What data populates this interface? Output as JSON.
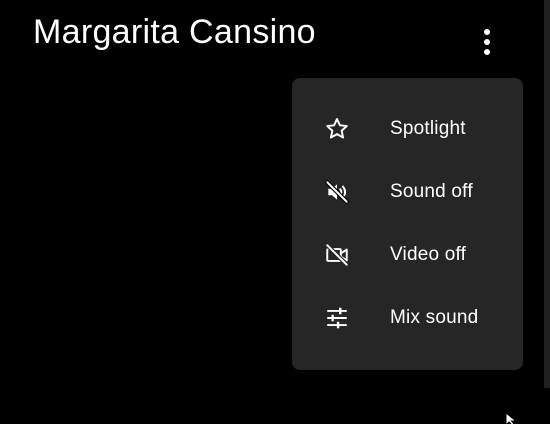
{
  "participant": {
    "name": "Margarita Cansino"
  },
  "more_button": {
    "icon": "more-vertical-icon"
  },
  "menu": {
    "items": [
      {
        "label": "Spotlight",
        "icon": "star-outline-icon"
      },
      {
        "label": "Sound off",
        "icon": "volume-off-icon"
      },
      {
        "label": "Video off",
        "icon": "video-off-icon"
      },
      {
        "label": "Mix sound",
        "icon": "tune-sliders-icon"
      }
    ]
  },
  "colors": {
    "background": "#000000",
    "menu_background": "#262626",
    "text": "#ffffff"
  }
}
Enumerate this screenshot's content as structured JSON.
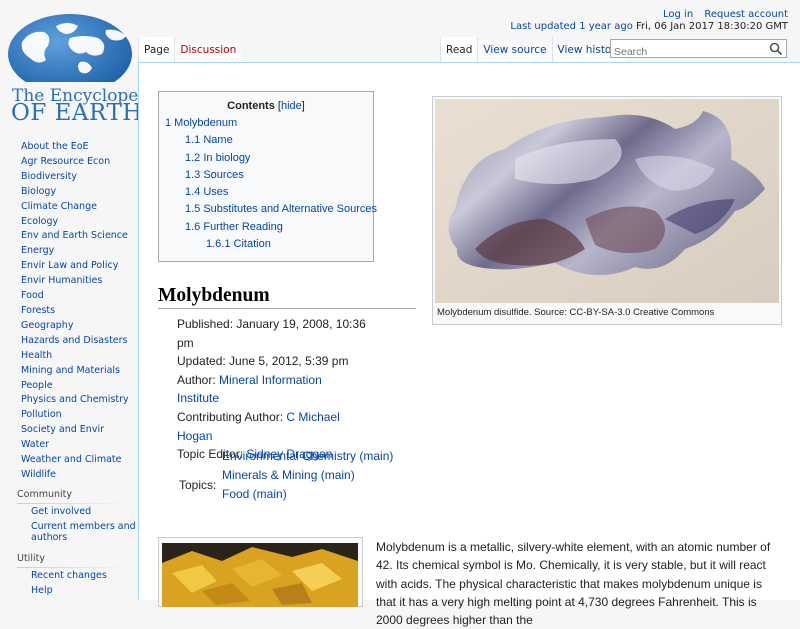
{
  "personal": {
    "login": "Log in",
    "request_account": "Request account",
    "last_updated_link": "Last updated 1 year ago",
    "last_updated_date": "Fri, 06 Jan 2017 18:30:20 GMT"
  },
  "logo": {
    "line1": "The Encyclopedia",
    "line2": "OF EARTH"
  },
  "sidebar": {
    "nav_items": [
      "About the EoE",
      "Agr Resource Econ",
      "Biodiversity",
      "Biology",
      "Climate Change",
      "Ecology",
      "Env and Earth Science",
      "Energy",
      "Envir Law and Policy",
      "Envir Humanities",
      "Food",
      "Forests",
      "Geography",
      "Hazards and Disasters",
      "Health",
      "Mining and Materials",
      "People",
      "Physics and Chemistry",
      "Pollution",
      "Society and Envir",
      "Water",
      "Weather and Climate",
      "Wildlife"
    ],
    "community_heading": "Community",
    "community_items": [
      "Get involved",
      "Current members and authors"
    ],
    "utility_heading": "Utility",
    "utility_items": [
      "Recent changes",
      "Help"
    ]
  },
  "tabs": {
    "page": "Page",
    "discussion": "Discussion",
    "read": "Read",
    "view_source": "View source",
    "view_history": "View history"
  },
  "search": {
    "placeholder": "Search"
  },
  "toc": {
    "title": "Contents",
    "hide": "hide",
    "items": [
      "1 Molybdenum",
      "1.1 Name",
      "1.2 In biology",
      "1.3 Sources",
      "1.4 Uses",
      "1.5 Substitutes and Alternative Sources",
      "1.6 Further Reading",
      "1.6.1 Citation"
    ]
  },
  "figure1": {
    "caption": "Molybdenum disulfide. Source: CC-BY-SA-3.0 Creative Commons"
  },
  "article": {
    "title": "Molybdenum",
    "published": "Published: January 19, 2008, 10:36 pm",
    "updated": "Updated: June 5, 2012, 5:39 pm",
    "author_label": "Author:",
    "author": "Mineral Information Institute",
    "contrib_label": "Contributing Author:",
    "contrib": "C Michael Hogan",
    "editor_label": "Topic Editor:",
    "editor": "Sidney Draggan",
    "topics_label": "Topics:",
    "topics": [
      "Environmental Chemistry (main)",
      "Minerals & Mining (main)",
      "Food (main)"
    ],
    "body": "Molybdenum is a metallic, silvery-white element, with an atomic number of 42. Its chemical symbol is Mo. Chemically, it is very stable, but it will react with acids. The physical characteristic that makes molybdenum unique is that it has a very high melting point at 4,730 degrees Fahrenheit. This is 2000 degrees higher than the"
  },
  "colors": {
    "link": "#0645ad",
    "logo": "#2b6fb7",
    "border": "#a7d7f9"
  }
}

- Work required -
Do not include the images; transcribe the rest of the listing exactly.

- Expected output -
What data populates this interface? Output as JSON.
{
  "participant": {
    "name": "Margarita Cansino"
  },
  "more_button": {
    "icon": "more-vertical-icon"
  },
  "menu": {
    "items": [
      {
        "label": "Spotlight",
        "icon": "star-outline-icon"
      },
      {
        "label": "Sound off",
        "icon": "volume-off-icon"
      },
      {
        "label": "Video off",
        "icon": "video-off-icon"
      },
      {
        "label": "Mix sound",
        "icon": "tune-sliders-icon"
      }
    ]
  },
  "colors": {
    "background": "#000000",
    "menu_background": "#262626",
    "text": "#ffffff"
  }
}
Enumerate this screenshot's content as structured JSON.
{
  "personal": {
    "login": "Log in",
    "request_account": "Request account",
    "last_updated_link": "Last updated 1 year ago",
    "last_updated_date": "Fri, 06 Jan 2017 18:30:20 GMT"
  },
  "logo": {
    "line1": "The Encyclopedia",
    "line2": "OF EARTH"
  },
  "sidebar": {
    "nav_items": [
      "About the EoE",
      "Agr Resource Econ",
      "Biodiversity",
      "Biology",
      "Climate Change",
      "Ecology",
      "Env and Earth Science",
      "Energy",
      "Envir Law and Policy",
      "Envir Humanities",
      "Food",
      "Forests",
      "Geography",
      "Hazards and Disasters",
      "Health",
      "Mining and Materials",
      "People",
      "Physics and Chemistry",
      "Pollution",
      "Society and Envir",
      "Water",
      "Weather and Climate",
      "Wildlife"
    ],
    "community_heading": "Community",
    "community_items": [
      "Get involved",
      "Current members and authors"
    ],
    "utility_heading": "Utility",
    "utility_items": [
      "Recent changes",
      "Help"
    ]
  },
  "tabs": {
    "page": "Page",
    "discussion": "Discussion",
    "read": "Read",
    "view_source": "View source",
    "view_history": "View history"
  },
  "search": {
    "placeholder": "Search"
  },
  "toc": {
    "title": "Contents",
    "hide": "hide",
    "items": [
      "1 Molybdenum",
      "1.1 Name",
      "1.2 In biology",
      "1.3 Sources",
      "1.4 Uses",
      "1.5 Substitutes and Alternative Sources",
      "1.6 Further Reading",
      "1.6.1 Citation"
    ]
  },
  "figure1": {
    "caption": "Molybdenum disulfide. Source: CC-BY-SA-3.0 Creative Commons"
  },
  "article": {
    "title": "Molybdenum",
    "published": "Published: January 19, 2008, 10:36 pm",
    "updated": "Updated: June 5, 2012, 5:39 pm",
    "author_label": "Author:",
    "author": "Mineral Information Institute",
    "contrib_label": "Contributing Author:",
    "contrib": "C Michael Hogan",
    "editor_label": "Topic Editor:",
    "editor": "Sidney Draggan",
    "topics_label": "Topics:",
    "topics": [
      "Environmental Chemistry (main)",
      "Minerals & Mining (main)",
      "Food (main)"
    ],
    "body": "Molybdenum is a metallic, silvery-white element, with an atomic number of 42. Its chemical symbol is Mo. Chemically, it is very stable, but it will react with acids. The physical characteristic that makes molybdenum unique is that it has a very high melting point at 4,730 degrees Fahrenheit. This is 2000 degrees higher than the"
  },
  "colors": {
    "link": "#0645ad",
    "logo": "#2b6fb7",
    "border": "#a7d7f9"
  }
}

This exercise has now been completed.